WHAT TO WORK ON -
Extract every entry word for word. Skip the pictures.

RECORDS FOR PROCESSING -
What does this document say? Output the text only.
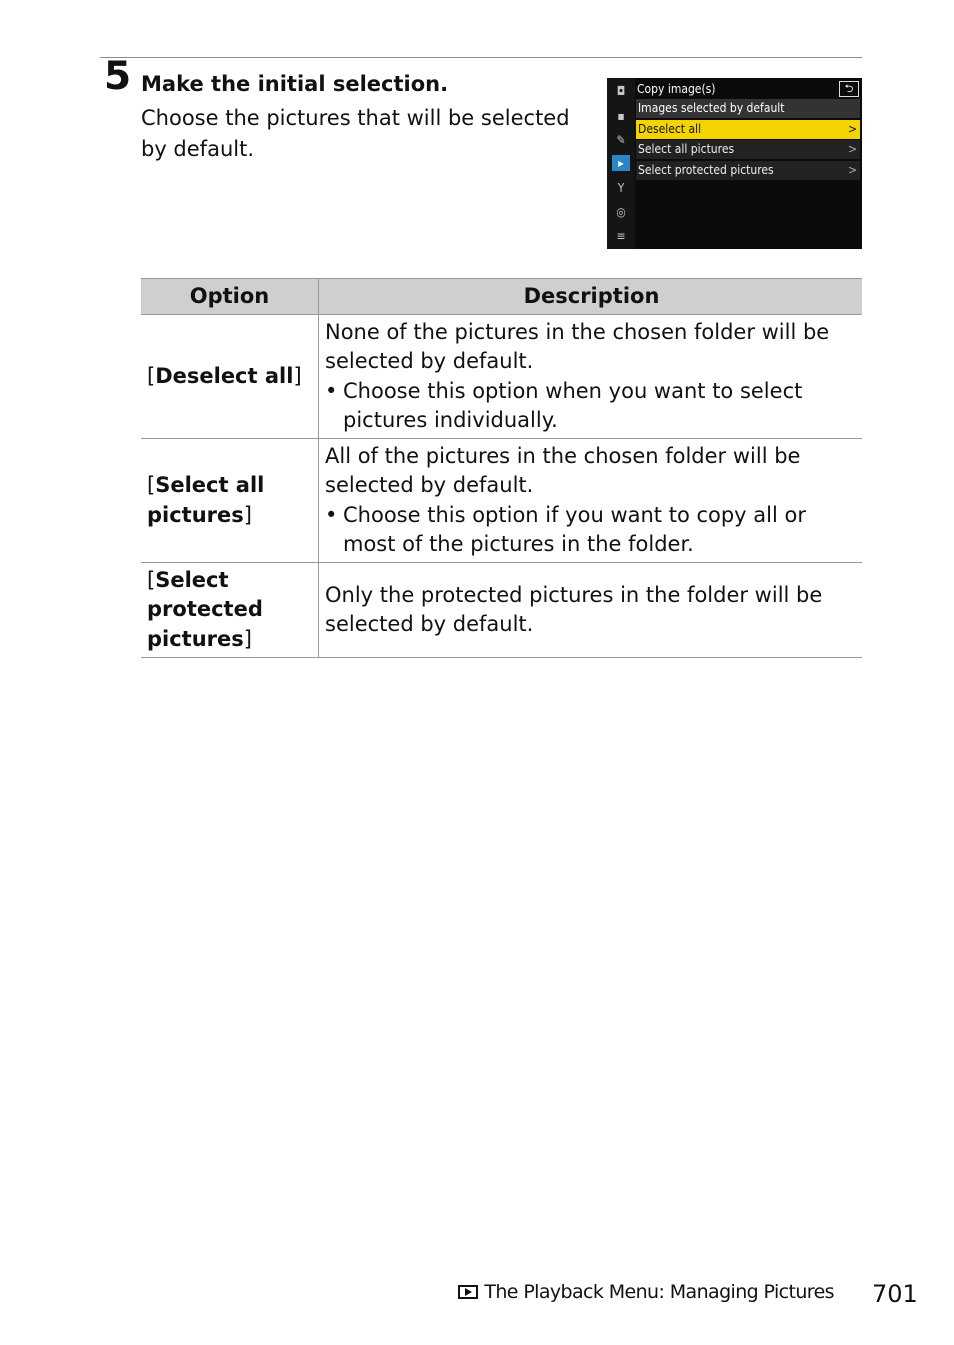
5 Make the initial selection.
Choose the pictures that will be selected by default.
◘
▪
✎
▸
Y
◎
≡
Copy image(s)	⮌
Images selected by default
Deselect all	>
Select all pictures	>
Select protected pictures	>
Option	Description
[Deselect all]	None of the pictures in the chosen folder will be selected by default.
• Choose this option when you want to select pictures individually.

[Select all pictures]	All of the pictures in the chosen folder will be selected by default.
• Choose this option if you want to copy all or most of the pictures in the folder.

[Select protected pictures]	Only the protected pictures in the folder will be selected by default.
The Playback Menu: Managing Pictures 701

CORRECT OUTPUT -
What does this document say? Output the text only.
5 Make the initial selection.
Choose the pictures that will be selected by default.
◘
▪
✎
▸
Y
◎
≡
Copy image(s)	⮌
Images selected by default
Deselect all	>
Select all pictures	>
Select protected pictures	>
Option	Description
[Deselect all]	None of the pictures in the chosen folder will be selected by default.
• Choose this option when you want to select pictures individually.

[Select all pictures]	All of the pictures in the chosen folder will be selected by default.
• Choose this option if you want to copy all or most of the pictures in the folder.

[Select protected pictures]	Only the protected pictures in the folder will be selected by default.
The Playback Menu: Managing Pictures 701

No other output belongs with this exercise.